Drop the images; return everything else in the listing below exactly.

Excerpted data ▸
:::

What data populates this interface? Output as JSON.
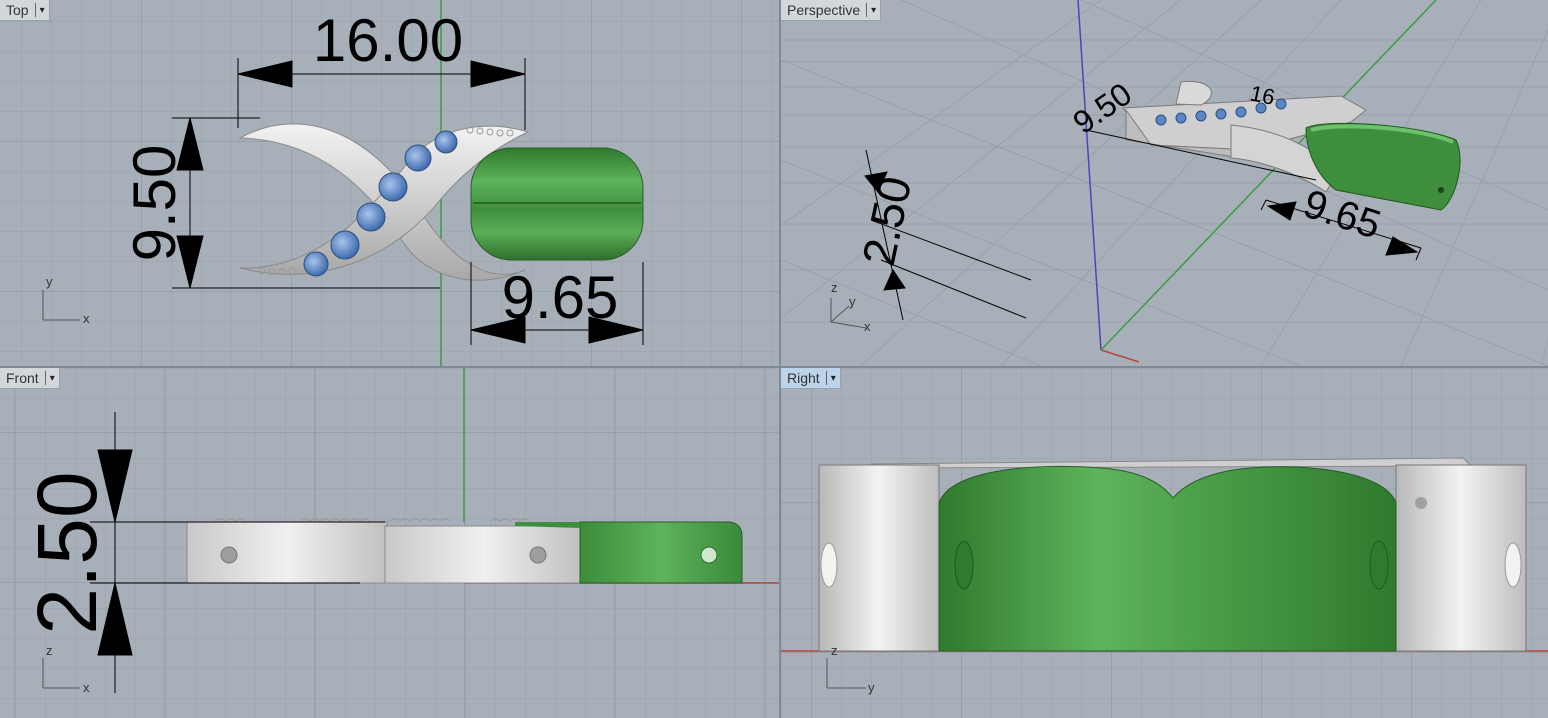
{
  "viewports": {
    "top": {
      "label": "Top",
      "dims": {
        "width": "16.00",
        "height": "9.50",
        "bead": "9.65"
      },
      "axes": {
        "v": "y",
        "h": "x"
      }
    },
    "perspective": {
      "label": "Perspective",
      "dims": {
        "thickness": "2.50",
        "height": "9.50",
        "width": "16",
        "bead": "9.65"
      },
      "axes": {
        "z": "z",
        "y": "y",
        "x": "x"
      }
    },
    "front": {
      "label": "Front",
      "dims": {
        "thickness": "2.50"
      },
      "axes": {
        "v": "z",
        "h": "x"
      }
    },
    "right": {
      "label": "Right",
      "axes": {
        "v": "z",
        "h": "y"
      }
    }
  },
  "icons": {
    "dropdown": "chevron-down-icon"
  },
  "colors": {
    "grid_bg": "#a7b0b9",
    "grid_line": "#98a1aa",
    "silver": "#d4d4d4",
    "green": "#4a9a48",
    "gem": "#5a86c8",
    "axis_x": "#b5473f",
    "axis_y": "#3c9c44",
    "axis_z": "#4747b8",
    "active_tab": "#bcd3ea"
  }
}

:::

The completed task ▸
What data populates this interface? Output as JSON.
{
  "viewports": {
    "top": {
      "label": "Top",
      "dims": {
        "width": "16.00",
        "height": "9.50",
        "bead": "9.65"
      },
      "axes": {
        "v": "y",
        "h": "x"
      }
    },
    "perspective": {
      "label": "Perspective",
      "dims": {
        "thickness": "2.50",
        "height": "9.50",
        "width": "16",
        "bead": "9.65"
      },
      "axes": {
        "z": "z",
        "y": "y",
        "x": "x"
      }
    },
    "front": {
      "label": "Front",
      "dims": {
        "thickness": "2.50"
      },
      "axes": {
        "v": "z",
        "h": "x"
      }
    },
    "right": {
      "label": "Right",
      "axes": {
        "v": "z",
        "h": "y"
      }
    }
  },
  "icons": {
    "dropdown": "chevron-down-icon"
  },
  "colors": {
    "grid_bg": "#a7b0b9",
    "grid_line": "#98a1aa",
    "silver": "#d4d4d4",
    "green": "#4a9a48",
    "gem": "#5a86c8",
    "axis_x": "#b5473f",
    "axis_y": "#3c9c44",
    "axis_z": "#4747b8",
    "active_tab": "#bcd3ea"
  }
}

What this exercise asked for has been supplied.